Challenge: Without omitting anything, return the records precisely as given.

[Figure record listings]
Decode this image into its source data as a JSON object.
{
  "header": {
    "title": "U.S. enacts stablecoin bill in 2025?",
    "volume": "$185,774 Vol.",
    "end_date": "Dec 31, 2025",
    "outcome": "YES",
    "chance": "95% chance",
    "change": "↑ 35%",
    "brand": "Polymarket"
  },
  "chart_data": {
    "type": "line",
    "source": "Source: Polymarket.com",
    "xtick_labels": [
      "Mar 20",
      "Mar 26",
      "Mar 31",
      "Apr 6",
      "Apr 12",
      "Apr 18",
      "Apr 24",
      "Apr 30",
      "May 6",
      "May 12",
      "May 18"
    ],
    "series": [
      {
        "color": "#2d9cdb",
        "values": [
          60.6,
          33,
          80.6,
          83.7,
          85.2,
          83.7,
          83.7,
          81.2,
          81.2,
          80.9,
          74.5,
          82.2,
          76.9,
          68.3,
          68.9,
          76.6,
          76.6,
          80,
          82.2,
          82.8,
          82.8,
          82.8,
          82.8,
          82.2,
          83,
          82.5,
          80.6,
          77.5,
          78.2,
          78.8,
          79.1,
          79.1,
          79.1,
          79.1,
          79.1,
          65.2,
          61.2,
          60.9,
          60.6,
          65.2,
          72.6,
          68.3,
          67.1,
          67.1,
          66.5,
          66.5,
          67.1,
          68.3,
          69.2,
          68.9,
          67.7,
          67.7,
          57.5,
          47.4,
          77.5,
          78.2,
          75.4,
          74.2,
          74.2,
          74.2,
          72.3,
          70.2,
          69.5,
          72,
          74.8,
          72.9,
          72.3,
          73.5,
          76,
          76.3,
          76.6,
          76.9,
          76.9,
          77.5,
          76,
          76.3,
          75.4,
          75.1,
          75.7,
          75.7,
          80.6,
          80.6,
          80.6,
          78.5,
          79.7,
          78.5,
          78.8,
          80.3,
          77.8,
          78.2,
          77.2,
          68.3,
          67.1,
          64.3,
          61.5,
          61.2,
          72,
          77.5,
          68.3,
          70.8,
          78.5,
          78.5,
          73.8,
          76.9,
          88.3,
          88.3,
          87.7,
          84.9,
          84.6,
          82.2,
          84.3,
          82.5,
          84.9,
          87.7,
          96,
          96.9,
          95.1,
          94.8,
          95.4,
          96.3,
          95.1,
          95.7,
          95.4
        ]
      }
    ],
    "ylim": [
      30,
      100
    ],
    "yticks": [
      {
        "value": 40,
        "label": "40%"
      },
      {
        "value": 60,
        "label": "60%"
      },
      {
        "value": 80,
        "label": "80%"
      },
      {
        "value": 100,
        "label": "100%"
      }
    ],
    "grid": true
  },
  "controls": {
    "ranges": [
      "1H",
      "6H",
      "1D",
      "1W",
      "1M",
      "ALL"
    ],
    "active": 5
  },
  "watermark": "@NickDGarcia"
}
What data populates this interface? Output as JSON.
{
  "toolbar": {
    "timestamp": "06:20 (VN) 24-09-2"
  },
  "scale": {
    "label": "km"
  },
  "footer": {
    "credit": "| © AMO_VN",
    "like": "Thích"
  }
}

Answer to this task:
Decode this image into its source data as a JSON object.
{
  "header": {
    "title": "U.S. enacts stablecoin bill in 2025?",
    "volume": "$185,774 Vol.",
    "end_date": "Dec 31, 2025",
    "outcome": "YES",
    "chance": "95% chance",
    "change": "↑ 35%",
    "brand": "Polymarket"
  },
  "chart_data": {
    "type": "line",
    "source": "Source: Polymarket.com",
    "xtick_labels": [
      "Mar 20",
      "Mar 26",
      "Mar 31",
      "Apr 6",
      "Apr 12",
      "Apr 18",
      "Apr 24",
      "Apr 30",
      "May 6",
      "May 12",
      "May 18"
    ],
    "series": [
      {
        "color": "#2d9cdb",
        "values": [
          60.6,
          33,
          80.6,
          83.7,
          85.2,
          83.7,
          83.7,
          81.2,
          81.2,
          80.9,
          74.5,
          82.2,
          76.9,
          68.3,
          68.9,
          76.6,
          76.6,
          80,
          82.2,
          82.8,
          82.8,
          82.8,
          82.8,
          82.2,
          83,
          82.5,
          80.6,
          77.5,
          78.2,
          78.8,
          79.1,
          79.1,
          79.1,
          79.1,
          79.1,
          65.2,
          61.2,
          60.9,
          60.6,
          65.2,
          72.6,
          68.3,
          67.1,
          67.1,
          66.5,
          66.5,
          67.1,
          68.3,
          69.2,
          68.9,
          67.7,
          67.7,
          57.5,
          47.4,
          77.5,
          78.2,
          75.4,
          74.2,
          74.2,
          74.2,
          72.3,
          70.2,
          69.5,
          72,
          74.8,
          72.9,
          72.3,
          73.5,
          76,
          76.3,
          76.6,
          76.9,
          76.9,
          77.5,
          76,
          76.3,
          75.4,
          75.1,
          75.7,
          75.7,
          80.6,
          80.6,
          80.6,
          78.5,
          79.7,
          78.5,
          78.8,
          80.3,
          77.8,
          78.2,
          77.2,
          68.3,
          67.1,
          64.3,
          61.5,
          61.2,
          72,
          77.5,
          68.3,
          70.8,
          78.5,
          78.5,
          73.8,
          76.9,
          88.3,
          88.3,
          87.7,
          84.9,
          84.6,
          82.2,
          84.3,
          82.5,
          84.9,
          87.7,
          96,
          96.9,
          95.1,
          94.8,
          95.4,
          96.3,
          95.1,
          95.7,
          95.4
        ]
      }
    ],
    "ylim": [
      30,
      100
    ],
    "yticks": [
      {
        "value": 40,
        "label": "40%"
      },
      {
        "value": 60,
        "label": "60%"
      },
      {
        "value": 80,
        "label": "80%"
      },
      {
        "value": 100,
        "label": "100%"
      }
    ],
    "grid": true
  },
  "controls": {
    "ranges": [
      "1H",
      "6H",
      "1D",
      "1W",
      "1M",
      "ALL"
    ],
    "active": 5
  },
  "watermark": "@NickDGarcia"
}
What data populates this interface? Output as JSON.
{
  "toolbar": {
    "timestamp": "06:20 (VN) 24-09-2"
  },
  "scale": {
    "label": "km"
  },
  "footer": {
    "credit": "| © AMO_VN",
    "like": "Thích"
  }
}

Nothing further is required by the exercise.